# START OF Supplied data
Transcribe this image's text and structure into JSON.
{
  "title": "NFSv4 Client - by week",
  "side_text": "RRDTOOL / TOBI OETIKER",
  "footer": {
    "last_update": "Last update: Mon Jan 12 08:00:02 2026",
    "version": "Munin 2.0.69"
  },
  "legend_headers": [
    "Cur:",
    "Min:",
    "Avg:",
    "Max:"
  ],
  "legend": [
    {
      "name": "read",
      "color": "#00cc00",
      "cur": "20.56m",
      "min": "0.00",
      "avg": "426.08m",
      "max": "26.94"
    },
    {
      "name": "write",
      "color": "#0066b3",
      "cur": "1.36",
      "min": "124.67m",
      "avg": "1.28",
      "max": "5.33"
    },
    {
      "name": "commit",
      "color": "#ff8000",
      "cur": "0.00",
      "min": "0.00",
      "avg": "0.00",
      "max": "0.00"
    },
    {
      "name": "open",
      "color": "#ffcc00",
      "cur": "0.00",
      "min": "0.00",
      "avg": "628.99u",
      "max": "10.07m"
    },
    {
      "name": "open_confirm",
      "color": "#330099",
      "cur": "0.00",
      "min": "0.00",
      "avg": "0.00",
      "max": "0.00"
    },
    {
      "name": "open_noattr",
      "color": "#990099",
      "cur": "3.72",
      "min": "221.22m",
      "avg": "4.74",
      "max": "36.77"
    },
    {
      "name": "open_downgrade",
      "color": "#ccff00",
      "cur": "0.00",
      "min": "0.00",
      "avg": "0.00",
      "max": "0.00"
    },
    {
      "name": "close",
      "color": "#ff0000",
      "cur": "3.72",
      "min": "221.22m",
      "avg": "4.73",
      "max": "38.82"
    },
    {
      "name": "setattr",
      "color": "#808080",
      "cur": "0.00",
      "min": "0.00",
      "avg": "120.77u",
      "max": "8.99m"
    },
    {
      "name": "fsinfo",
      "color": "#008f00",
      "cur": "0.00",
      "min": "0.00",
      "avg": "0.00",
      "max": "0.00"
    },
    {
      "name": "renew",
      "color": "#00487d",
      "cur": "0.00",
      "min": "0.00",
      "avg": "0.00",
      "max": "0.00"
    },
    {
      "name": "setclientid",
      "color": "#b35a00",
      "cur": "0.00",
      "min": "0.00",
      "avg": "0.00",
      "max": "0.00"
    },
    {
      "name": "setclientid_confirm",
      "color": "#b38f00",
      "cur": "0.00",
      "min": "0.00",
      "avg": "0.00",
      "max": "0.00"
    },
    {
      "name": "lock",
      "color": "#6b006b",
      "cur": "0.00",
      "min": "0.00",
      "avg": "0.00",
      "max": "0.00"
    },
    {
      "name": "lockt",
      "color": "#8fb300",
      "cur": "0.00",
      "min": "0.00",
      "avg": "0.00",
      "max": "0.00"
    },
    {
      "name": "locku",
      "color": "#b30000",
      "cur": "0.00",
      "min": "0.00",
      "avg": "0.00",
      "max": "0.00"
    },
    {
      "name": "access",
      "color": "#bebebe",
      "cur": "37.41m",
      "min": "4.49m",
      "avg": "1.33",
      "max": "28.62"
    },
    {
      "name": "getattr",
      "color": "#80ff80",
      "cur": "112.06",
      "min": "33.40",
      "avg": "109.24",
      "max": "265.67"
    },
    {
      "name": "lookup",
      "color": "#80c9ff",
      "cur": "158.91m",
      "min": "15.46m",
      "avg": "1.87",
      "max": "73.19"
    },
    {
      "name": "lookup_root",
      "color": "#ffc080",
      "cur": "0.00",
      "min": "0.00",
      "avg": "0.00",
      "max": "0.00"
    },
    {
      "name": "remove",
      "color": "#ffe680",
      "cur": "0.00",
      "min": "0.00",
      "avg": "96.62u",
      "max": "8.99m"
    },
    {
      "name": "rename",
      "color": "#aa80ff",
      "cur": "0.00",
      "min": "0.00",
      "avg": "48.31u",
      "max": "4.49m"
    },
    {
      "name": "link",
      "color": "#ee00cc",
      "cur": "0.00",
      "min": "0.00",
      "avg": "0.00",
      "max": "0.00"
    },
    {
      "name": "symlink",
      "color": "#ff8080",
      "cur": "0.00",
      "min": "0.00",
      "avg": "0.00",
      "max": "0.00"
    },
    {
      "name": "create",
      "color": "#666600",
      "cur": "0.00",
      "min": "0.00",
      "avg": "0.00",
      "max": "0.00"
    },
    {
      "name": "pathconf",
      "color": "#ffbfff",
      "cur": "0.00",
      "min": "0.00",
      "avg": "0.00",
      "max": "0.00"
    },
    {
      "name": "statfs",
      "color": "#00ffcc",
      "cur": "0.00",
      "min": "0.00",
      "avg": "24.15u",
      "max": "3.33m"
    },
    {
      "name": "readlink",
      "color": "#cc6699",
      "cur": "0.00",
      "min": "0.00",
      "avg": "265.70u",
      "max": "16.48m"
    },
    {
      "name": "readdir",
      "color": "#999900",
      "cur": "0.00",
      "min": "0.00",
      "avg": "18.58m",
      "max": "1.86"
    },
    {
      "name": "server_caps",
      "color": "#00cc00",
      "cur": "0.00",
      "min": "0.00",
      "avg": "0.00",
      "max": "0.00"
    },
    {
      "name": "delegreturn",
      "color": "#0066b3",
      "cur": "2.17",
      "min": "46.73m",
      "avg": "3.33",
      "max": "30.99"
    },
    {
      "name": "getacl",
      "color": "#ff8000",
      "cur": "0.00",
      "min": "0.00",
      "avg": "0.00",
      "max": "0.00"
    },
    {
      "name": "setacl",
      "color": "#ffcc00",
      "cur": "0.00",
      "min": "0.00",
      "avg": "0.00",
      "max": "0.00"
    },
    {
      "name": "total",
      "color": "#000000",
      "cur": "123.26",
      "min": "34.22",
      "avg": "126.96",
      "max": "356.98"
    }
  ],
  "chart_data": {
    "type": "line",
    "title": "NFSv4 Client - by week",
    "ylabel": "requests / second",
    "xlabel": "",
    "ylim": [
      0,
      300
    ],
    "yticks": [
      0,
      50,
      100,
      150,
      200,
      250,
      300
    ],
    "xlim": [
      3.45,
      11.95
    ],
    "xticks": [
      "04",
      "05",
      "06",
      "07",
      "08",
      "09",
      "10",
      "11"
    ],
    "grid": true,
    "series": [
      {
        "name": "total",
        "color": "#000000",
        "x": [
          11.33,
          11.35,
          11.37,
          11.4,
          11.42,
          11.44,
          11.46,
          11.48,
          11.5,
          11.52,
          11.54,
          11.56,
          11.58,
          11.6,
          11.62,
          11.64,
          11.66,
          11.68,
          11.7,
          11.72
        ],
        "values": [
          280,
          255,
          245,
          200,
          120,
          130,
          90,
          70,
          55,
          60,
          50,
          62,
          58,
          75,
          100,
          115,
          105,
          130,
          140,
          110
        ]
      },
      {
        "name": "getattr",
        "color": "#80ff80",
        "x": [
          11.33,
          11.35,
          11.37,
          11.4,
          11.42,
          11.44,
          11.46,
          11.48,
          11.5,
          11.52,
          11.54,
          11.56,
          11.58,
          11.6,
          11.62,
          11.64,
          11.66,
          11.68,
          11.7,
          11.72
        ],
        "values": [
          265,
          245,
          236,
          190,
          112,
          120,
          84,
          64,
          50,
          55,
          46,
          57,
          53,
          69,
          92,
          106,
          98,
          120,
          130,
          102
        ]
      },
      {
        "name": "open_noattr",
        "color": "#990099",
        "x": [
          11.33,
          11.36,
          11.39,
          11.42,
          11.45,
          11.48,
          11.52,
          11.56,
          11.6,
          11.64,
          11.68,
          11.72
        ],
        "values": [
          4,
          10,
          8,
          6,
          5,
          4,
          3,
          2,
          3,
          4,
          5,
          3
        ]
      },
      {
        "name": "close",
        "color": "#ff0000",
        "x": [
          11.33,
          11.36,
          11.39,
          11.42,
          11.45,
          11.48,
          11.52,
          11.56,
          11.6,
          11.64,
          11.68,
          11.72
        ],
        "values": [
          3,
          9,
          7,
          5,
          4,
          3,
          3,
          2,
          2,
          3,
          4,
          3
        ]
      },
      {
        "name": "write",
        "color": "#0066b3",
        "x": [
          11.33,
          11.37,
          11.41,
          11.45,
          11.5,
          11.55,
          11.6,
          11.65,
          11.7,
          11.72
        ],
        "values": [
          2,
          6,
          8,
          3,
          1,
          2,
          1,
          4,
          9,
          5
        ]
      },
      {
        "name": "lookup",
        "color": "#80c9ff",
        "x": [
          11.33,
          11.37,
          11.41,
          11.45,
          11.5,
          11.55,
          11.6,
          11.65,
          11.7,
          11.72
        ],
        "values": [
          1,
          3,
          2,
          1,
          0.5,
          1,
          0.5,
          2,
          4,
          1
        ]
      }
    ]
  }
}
# END OF Supplied data
#### To do:
Copy every line of the listing containing the string "title".

#### Exercise response:
  "title": "NFSv4 Client - by week",
    "title": "NFSv4 Client - by week",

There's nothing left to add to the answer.